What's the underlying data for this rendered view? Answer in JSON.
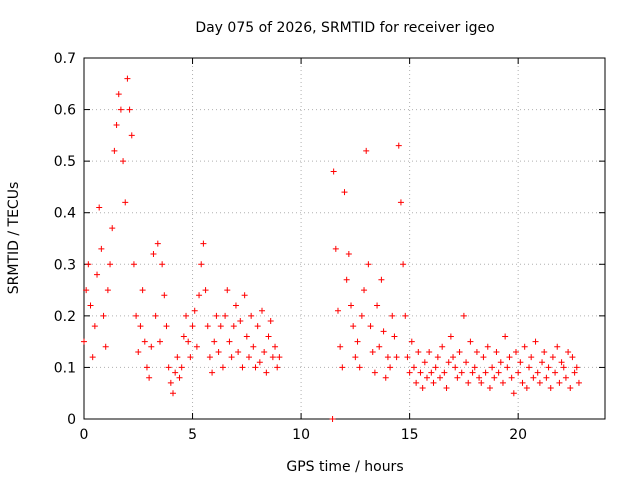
{
  "chart_data": {
    "type": "scatter",
    "title": "Day 075 of 2026, SRMTID for receiver igeo",
    "xlabel": "GPS time / hours",
    "ylabel": "SRMTID / TECUs",
    "xlim": [
      0,
      24
    ],
    "ylim": [
      0,
      0.7
    ],
    "xticks": [
      0,
      5,
      10,
      15,
      20
    ],
    "xtick_labels": [
      "0",
      "5",
      "10",
      "15",
      "20"
    ],
    "yticks": [
      0,
      0.1,
      0.2,
      0.3,
      0.4,
      0.5,
      0.6,
      0.7
    ],
    "ytick_labels": [
      "0",
      "0.1",
      "0.2",
      "0.3",
      "0.4",
      "0.5",
      "0.6",
      "0.7"
    ],
    "grid": true,
    "marker": "+",
    "series_color": "#ff0000",
    "series": [
      {
        "name": "SRMTID",
        "x": [
          0.0,
          0.1,
          0.2,
          0.3,
          0.4,
          0.5,
          0.6,
          0.7,
          0.8,
          0.9,
          1.0,
          1.1,
          1.2,
          1.3,
          1.4,
          1.5,
          1.6,
          1.7,
          1.8,
          1.9,
          2.0,
          2.1,
          2.2,
          2.3,
          2.4,
          2.5,
          2.6,
          2.7,
          2.8,
          2.9,
          3.0,
          3.1,
          3.2,
          3.3,
          3.4,
          3.5,
          3.6,
          3.7,
          3.8,
          3.9,
          4.0,
          4.1,
          4.2,
          4.3,
          4.4,
          4.5,
          4.6,
          4.7,
          4.8,
          4.9,
          5.0,
          5.1,
          5.2,
          5.3,
          5.4,
          5.5,
          5.6,
          5.7,
          5.8,
          5.9,
          6.0,
          6.1,
          6.2,
          6.3,
          6.4,
          6.5,
          6.6,
          6.7,
          6.8,
          6.9,
          7.0,
          7.1,
          7.2,
          7.3,
          7.4,
          7.5,
          7.6,
          7.7,
          7.8,
          7.9,
          8.0,
          8.1,
          8.2,
          8.3,
          8.4,
          8.5,
          8.6,
          8.7,
          8.8,
          8.9,
          9.0,
          11.45,
          11.5,
          11.6,
          11.7,
          11.8,
          11.9,
          12.0,
          12.1,
          12.2,
          12.3,
          12.4,
          12.5,
          12.6,
          12.7,
          12.8,
          12.9,
          13.0,
          13.1,
          13.2,
          13.3,
          13.4,
          13.5,
          13.6,
          13.7,
          13.8,
          13.9,
          14.0,
          14.1,
          14.2,
          14.3,
          14.4,
          14.5,
          14.6,
          14.7,
          14.8,
          14.9,
          15.0,
          15.1,
          15.2,
          15.3,
          15.4,
          15.5,
          15.6,
          15.7,
          15.8,
          15.9,
          16.0,
          16.1,
          16.2,
          16.3,
          16.4,
          16.5,
          16.6,
          16.7,
          16.8,
          16.9,
          17.0,
          17.1,
          17.2,
          17.3,
          17.4,
          17.5,
          17.6,
          17.7,
          17.8,
          17.9,
          18.0,
          18.1,
          18.2,
          18.3,
          18.4,
          18.5,
          18.6,
          18.7,
          18.8,
          18.9,
          19.0,
          19.1,
          19.2,
          19.3,
          19.4,
          19.5,
          19.6,
          19.7,
          19.8,
          19.9,
          20.0,
          20.1,
          20.2,
          20.3,
          20.4,
          20.5,
          20.6,
          20.7,
          20.8,
          20.9,
          21.0,
          21.1,
          21.2,
          21.3,
          21.4,
          21.5,
          21.6,
          21.7,
          21.8,
          21.9,
          22.0,
          22.1,
          22.2,
          22.3,
          22.4,
          22.5,
          22.6,
          22.7,
          22.8
        ],
        "y": [
          0.15,
          0.25,
          0.3,
          0.22,
          0.12,
          0.18,
          0.28,
          0.41,
          0.33,
          0.2,
          0.14,
          0.25,
          0.3,
          0.37,
          0.52,
          0.57,
          0.63,
          0.6,
          0.5,
          0.42,
          0.66,
          0.6,
          0.55,
          0.3,
          0.2,
          0.13,
          0.18,
          0.25,
          0.15,
          0.1,
          0.08,
          0.14,
          0.32,
          0.2,
          0.34,
          0.15,
          0.3,
          0.24,
          0.18,
          0.1,
          0.07,
          0.05,
          0.09,
          0.12,
          0.08,
          0.1,
          0.16,
          0.2,
          0.15,
          0.12,
          0.18,
          0.21,
          0.14,
          0.24,
          0.3,
          0.34,
          0.25,
          0.18,
          0.12,
          0.09,
          0.15,
          0.2,
          0.13,
          0.18,
          0.1,
          0.2,
          0.25,
          0.15,
          0.12,
          0.18,
          0.22,
          0.13,
          0.19,
          0.1,
          0.24,
          0.16,
          0.12,
          0.2,
          0.14,
          0.1,
          0.18,
          0.11,
          0.21,
          0.13,
          0.09,
          0.16,
          0.19,
          0.12,
          0.14,
          0.1,
          0.12,
          0.0,
          0.48,
          0.33,
          0.21,
          0.14,
          0.1,
          0.44,
          0.27,
          0.32,
          0.22,
          0.18,
          0.12,
          0.15,
          0.1,
          0.2,
          0.25,
          0.52,
          0.3,
          0.18,
          0.13,
          0.09,
          0.22,
          0.14,
          0.27,
          0.17,
          0.08,
          0.12,
          0.1,
          0.2,
          0.16,
          0.12,
          0.53,
          0.42,
          0.3,
          0.2,
          0.12,
          0.09,
          0.15,
          0.1,
          0.07,
          0.13,
          0.09,
          0.06,
          0.11,
          0.08,
          0.13,
          0.09,
          0.07,
          0.1,
          0.12,
          0.08,
          0.14,
          0.09,
          0.06,
          0.11,
          0.16,
          0.12,
          0.1,
          0.08,
          0.13,
          0.09,
          0.2,
          0.11,
          0.07,
          0.15,
          0.09,
          0.1,
          0.13,
          0.08,
          0.07,
          0.12,
          0.09,
          0.14,
          0.06,
          0.1,
          0.08,
          0.13,
          0.09,
          0.11,
          0.07,
          0.16,
          0.1,
          0.12,
          0.08,
          0.05,
          0.13,
          0.09,
          0.11,
          0.07,
          0.14,
          0.06,
          0.1,
          0.12,
          0.08,
          0.15,
          0.09,
          0.07,
          0.11,
          0.13,
          0.08,
          0.1,
          0.06,
          0.12,
          0.09,
          0.14,
          0.07,
          0.11,
          0.1,
          0.08,
          0.13,
          0.06,
          0.12,
          0.09,
          0.1,
          0.07
        ]
      }
    ]
  }
}
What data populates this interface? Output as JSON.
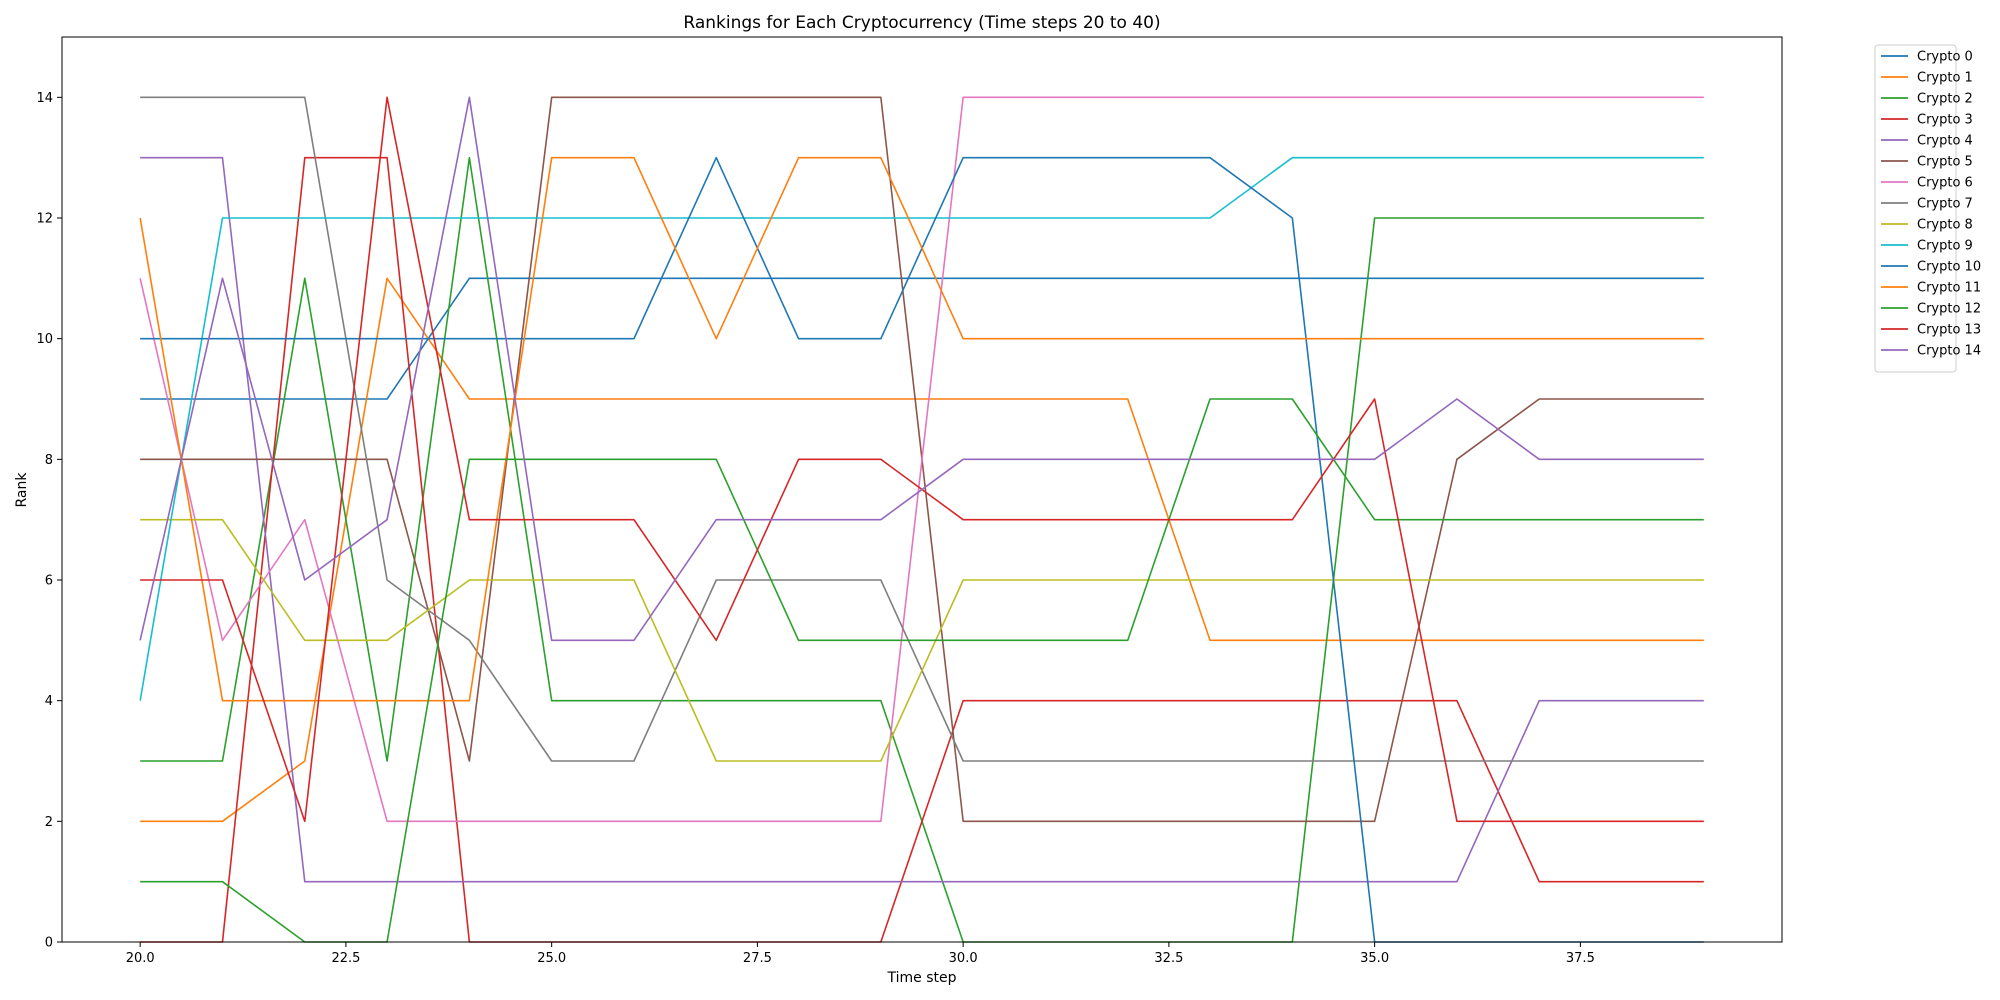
{
  "chart_data": {
    "type": "line",
    "title": "Rankings for Each Cryptocurrency (Time steps 20 to 40)",
    "xlabel": "Time step",
    "ylabel": "Rank",
    "xlim": [
      19.05,
      39.95
    ],
    "ylim": [
      0,
      15
    ],
    "xticks": [
      "20.0",
      "22.5",
      "25.0",
      "27.5",
      "30.0",
      "32.5",
      "35.0",
      "37.5"
    ],
    "yticks": [
      "0",
      "2",
      "4",
      "6",
      "8",
      "10",
      "12",
      "14"
    ],
    "grid": false,
    "legend_position": "outside-right-top",
    "x": [
      20,
      21,
      22,
      23,
      24,
      25,
      26,
      27,
      28,
      29,
      30,
      31,
      32,
      33,
      34,
      35,
      36,
      37,
      38,
      39
    ],
    "series": [
      {
        "name": "Crypto 0",
        "color": "#1f77b4",
        "values": [
          9,
          9,
          9,
          9,
          11,
          11,
          11,
          11,
          11,
          11,
          11,
          11,
          11,
          11,
          11,
          11,
          11,
          11,
          11,
          11
        ]
      },
      {
        "name": "Crypto 1",
        "color": "#ff7f0e",
        "values": [
          2,
          2,
          3,
          11,
          9,
          9,
          9,
          9,
          9,
          9,
          9,
          9,
          9,
          5,
          5,
          5,
          5,
          5,
          5,
          5
        ]
      },
      {
        "name": "Crypto 2",
        "color": "#2ca02c",
        "values": [
          3,
          3,
          11,
          3,
          13,
          4,
          4,
          4,
          4,
          4,
          0,
          0,
          0,
          0,
          0,
          12,
          12,
          12,
          12,
          12
        ]
      },
      {
        "name": "Crypto 3",
        "color": "#d62728",
        "values": [
          0,
          0,
          13,
          13,
          0,
          0,
          0,
          0,
          0,
          0,
          4,
          4,
          4,
          4,
          4,
          4,
          4,
          1,
          1,
          1
        ]
      },
      {
        "name": "Crypto 4",
        "color": "#9467bd",
        "values": [
          13,
          13,
          1,
          1,
          1,
          1,
          1,
          1,
          1,
          1,
          1,
          1,
          1,
          1,
          1,
          1,
          1,
          4,
          4,
          4
        ]
      },
      {
        "name": "Crypto 5",
        "color": "#8c564b",
        "values": [
          8,
          8,
          8,
          8,
          3,
          14,
          14,
          14,
          14,
          14,
          2,
          2,
          2,
          2,
          2,
          2,
          8,
          9,
          9,
          9
        ]
      },
      {
        "name": "Crypto 6",
        "color": "#e377c2",
        "values": [
          11,
          5,
          7,
          2,
          2,
          2,
          2,
          2,
          2,
          2,
          14,
          14,
          14,
          14,
          14,
          14,
          14,
          14,
          14,
          14
        ]
      },
      {
        "name": "Crypto 7",
        "color": "#7f7f7f",
        "values": [
          14,
          14,
          14,
          6,
          5,
          3,
          3,
          6,
          6,
          6,
          3,
          3,
          3,
          3,
          3,
          3,
          3,
          3,
          3,
          3
        ]
      },
      {
        "name": "Crypto 8",
        "color": "#bcbd22",
        "values": [
          7,
          7,
          5,
          5,
          6,
          6,
          6,
          3,
          3,
          3,
          6,
          6,
          6,
          6,
          6,
          6,
          6,
          6,
          6,
          6
        ]
      },
      {
        "name": "Crypto 9",
        "color": "#17becf",
        "values": [
          4,
          12,
          12,
          12,
          12,
          12,
          12,
          12,
          12,
          12,
          12,
          12,
          12,
          12,
          13,
          13,
          13,
          13,
          13,
          13
        ]
      },
      {
        "name": "Crypto 10",
        "color": "#1f77b4",
        "values": [
          10,
          10,
          10,
          10,
          10,
          10,
          10,
          13,
          10,
          10,
          13,
          13,
          13,
          13,
          12,
          0,
          0,
          0,
          0,
          0
        ]
      },
      {
        "name": "Crypto 11",
        "color": "#ff7f0e",
        "values": [
          12,
          4,
          4,
          4,
          4,
          13,
          13,
          10,
          13,
          13,
          10,
          10,
          10,
          10,
          10,
          10,
          10,
          10,
          10,
          10
        ]
      },
      {
        "name": "Crypto 12",
        "color": "#2ca02c",
        "values": [
          1,
          1,
          0,
          0,
          8,
          8,
          8,
          8,
          5,
          5,
          5,
          5,
          5,
          9,
          9,
          7,
          7,
          7,
          7,
          7
        ]
      },
      {
        "name": "Crypto 13",
        "color": "#d62728",
        "values": [
          6,
          6,
          2,
          14,
          7,
          7,
          7,
          5,
          8,
          8,
          7,
          7,
          7,
          7,
          7,
          9,
          2,
          2,
          2,
          2
        ]
      },
      {
        "name": "Crypto 14",
        "color": "#9467bd",
        "values": [
          5,
          11,
          6,
          7,
          14,
          5,
          5,
          7,
          7,
          7,
          8,
          8,
          8,
          8,
          8,
          8,
          9,
          8,
          8,
          8
        ]
      }
    ]
  }
}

******************************

PROBLEM DESCRIPTION »
Gather each line of the records holding the string "SRMTID".

FULL ANSWER »
    "title": "Day 075 of 2026, SRMTID for receiver igeo",
    "ylabel": "SRMTID / TECUs",
        "name": "SRMTID",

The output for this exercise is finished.